Solo quiero una pistola y un niño de San Ildefonso

Noviembre de un año impar. Sus cifras suman veinticinco, pero no ha llegado el fun, fun, fun. Ha llegado la hora de enfrentarse a la verdad, pero la verdad no hace ninguna gracia. Hay que madrugar para sufrir y anoche me acosté tarde. No es que no quiera pasarlo mal, es que tengo sueño. Comprensible ¿no?.
Como es domingo, he secuestrado el despertador. He movido sus manecillas, he quitado la alarma, lo he puesto boca abajo, y lo he tapado con una manta. Solo un destino incoherente hará que suene.
No ha sonado pero me he despertado. Castigo divino. Debe ser. Ya no puedo conciliar el sueño porque con mi mala suerte pudiera ser con la estantería de libros encima de mi cabeza.
Arriba. Sin pereza. No hay nadie en casa. ¡Qué majos!. Sabiendo el día que es hoy y me abandonan.

==*==

**Tarea planteada 1:** Resume el fragmento en dos oraciones.
**Tarea planteada 2:** Retoma el fragmento sobre aquel domingo de noviembre justo después de su última oración.

==*==

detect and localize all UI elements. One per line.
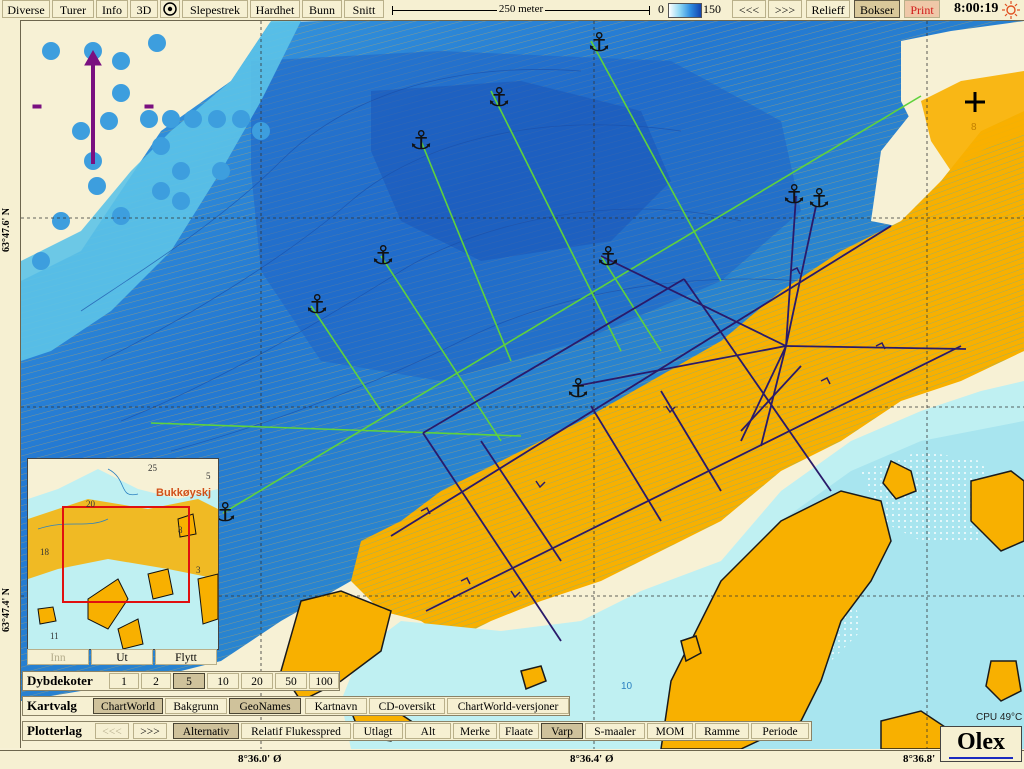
svg-text:⚓: ⚓ [587, 28, 610, 58]
zoom-out-button[interactable]: Ut [91, 649, 153, 665]
minimap-buttons: Inn Ut Flytt [27, 649, 217, 667]
kartvalg-title: Kartvalg [27, 698, 77, 713]
minimap-depth: 5 [206, 471, 211, 481]
sun-icon[interactable] [1002, 1, 1020, 19]
periode-button[interactable]: Periode [751, 723, 809, 739]
merke-button[interactable]: Merke [453, 723, 497, 739]
depth-min-label: 0 [658, 2, 664, 16]
kartvalg-panel: Kartvalg ChartWorld Bakgrunn GeoNames Ka… [22, 696, 570, 716]
longitude-label-left: 8°36.0' Ø [238, 753, 282, 765]
depth-max-label: 150 [703, 2, 721, 16]
longitude-label-right: 8°36.8' [903, 753, 936, 765]
plotterlag-title: Plotterlag [27, 723, 82, 738]
svg-text:⚓: ⚓ [782, 180, 805, 210]
longitude-bar [0, 750, 1024, 769]
contour-option[interactable]: 20 [241, 673, 273, 689]
olex-logo: Olex [940, 726, 1022, 762]
svg-text:⚓: ⚓ [487, 83, 510, 113]
bunn-button[interactable]: Bunn [302, 0, 342, 18]
svg-text:⚓: ⚓ [596, 242, 619, 272]
dybdekoter-panel: Dybdekoter 1 2 5 10 20 50 100 [22, 671, 340, 691]
bokser-button[interactable]: Bokser [854, 0, 900, 18]
scale-label: 250 meter [496, 3, 546, 15]
cd-oversikt-button[interactable]: CD-oversikt [369, 698, 445, 714]
utlagt-button[interactable]: Utlagt [353, 723, 403, 739]
alt-button[interactable]: Alt [405, 723, 451, 739]
minimap-depth: 20 [86, 499, 95, 509]
svg-text:⚓: ⚓ [305, 290, 328, 320]
kartnavn-button[interactable]: Kartnavn [305, 698, 367, 714]
contour-option[interactable]: 50 [275, 673, 307, 689]
hardhet-button[interactable]: Hardhet [250, 0, 300, 18]
alternativ-button[interactable]: Alternativ [173, 723, 239, 739]
flaate-button[interactable]: Flaate [499, 723, 539, 739]
turer-button[interactable]: Turer [52, 0, 94, 18]
cpu-temperature: CPU 49°C [976, 712, 1023, 723]
minimap-depth: 3 [196, 565, 201, 575]
chartworld-versjoner-button[interactable]: ChartWorld-versjoner [447, 698, 569, 714]
relatif-flukesspred-button[interactable]: Relatif Flukesspred [241, 723, 351, 739]
slepestrek-button[interactable]: Slepestrek [182, 0, 248, 18]
scale-bar: 250 meter [392, 2, 650, 18]
depth-color-scale [668, 3, 702, 18]
latitude-label-bottom: 63°47.4' N [1, 588, 12, 632]
chartworld-button[interactable]: ChartWorld [93, 698, 163, 714]
dybdekoter-title: Dybdekoter [27, 673, 93, 688]
move-button[interactable]: Flytt [155, 649, 217, 665]
svg-text:⚓: ⚓ [566, 374, 589, 404]
geonames-button[interactable]: GeoNames [229, 698, 301, 714]
bakgrunn-button[interactable]: Bakgrunn [165, 698, 227, 714]
plotterlag-prev-button[interactable]: <<< [95, 723, 129, 739]
svg-text:⚓: ⚓ [409, 126, 432, 156]
print-button[interactable]: Print [904, 0, 940, 18]
target-icon[interactable] [160, 0, 180, 18]
latitude-bar: 63°47.6' N 63°47.4' N [0, 20, 21, 748]
minimap-depth: 11 [50, 631, 59, 641]
info-button[interactable]: Info [96, 0, 128, 18]
next-button[interactable]: >>> [768, 0, 802, 18]
contour-option[interactable]: 100 [309, 673, 339, 689]
svg-text:⚓: ⚓ [371, 241, 394, 271]
olex-logo-text: Olex [957, 729, 1005, 755]
depth-label: 10 [621, 681, 633, 692]
relieff-button[interactable]: Relieff [806, 0, 850, 18]
contour-option[interactable]: 10 [207, 673, 239, 689]
contour-option[interactable]: 1 [109, 673, 139, 689]
plotterlag-next-button[interactable]: >>> [133, 723, 167, 739]
longitude-label-mid: 8°36.4' Ø [570, 753, 614, 765]
diverse-button[interactable]: Diverse [2, 0, 50, 18]
svg-text:⚓: ⚓ [807, 184, 830, 214]
minimap-depth: 18 [40, 547, 49, 557]
ramme-button[interactable]: Ramme [695, 723, 749, 739]
minimap-depth: 8 [178, 525, 183, 535]
overview-minimap[interactable]: Bukkøyskj 25 5 20 18 11 3 8 [27, 458, 219, 650]
zoom-in-button[interactable]: Inn [27, 649, 89, 665]
latitude-label-top: 63°47.6' N [1, 208, 12, 252]
clock-time: 8:00:19 [954, 1, 999, 16]
top-toolbar: Diverse Turer Info 3D Slepestrek Hardhet… [0, 0, 1024, 21]
3d-button[interactable]: 3D [130, 0, 158, 18]
varp-button[interactable]: Varp [541, 723, 583, 739]
minimap-place-name: Bukkøyskj [156, 487, 212, 499]
plotterlag-panel: Plotterlag <<< >>> Alternativ Relatif Fl… [22, 721, 812, 741]
minimap-depth: 25 [148, 463, 157, 473]
prev-button[interactable]: <<< [732, 0, 766, 18]
s-maaler-button[interactable]: S-maaler [585, 723, 645, 739]
contour-option[interactable]: 2 [141, 673, 171, 689]
depth-label: 8 [971, 122, 977, 133]
mom-button[interactable]: MOM [647, 723, 693, 739]
contour-option-selected[interactable]: 5 [173, 673, 205, 689]
snitt-button[interactable]: Snitt [344, 0, 384, 18]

==*==

**Resultado final 1:** Un domingo de noviembre de un año impar, quien narra, tras acostarse tarde, quita la alarma del despertador, lo pone boca abajo y lo tapa con una manta para no madrugar. Aun así se despierta sin que suene, ya no puede volver a dormirse, se levanta y comprueba que no hay nadie en casa.

**Resultado final 2:**
Curiosamente me paseo por la cocina sin abrir la nevera. Vuelvo a pasar, y nada, que no hay manera. No debo tener hambre y eso es raro a estas horas.
Ha llegado el periódico. Está en el suelo, junto a la puerta. Agacharse y cogerlo es lo lógico, sobre todo si se quiere leerlo. Es más cómodo que enfocarlo a distancia
Tampoco quiero. Ni comer, ni leer, y ya ...ni dormir. Llego a la conclusión de que o estoy desganado o soy un vago de tomo y lomo. No me apetece resolver el enigma, y decido sentarme.
Observo mi casa. A las once menos cuarto de la mañana todas las cosas están en el mismo sitio que a las seis y veinte
Delante mío hay un pequeño televisor. Está apagado. Miro el reloj. Cinco minutos para las once. La tentación comienza.
He comenzado a sudar. Tengo frío y calor, y las manos me hacen malabarismos extraños. Un extraño tic me castiga el ojo derecho. Estoy inmerso en un baile de San Vito incontrolable.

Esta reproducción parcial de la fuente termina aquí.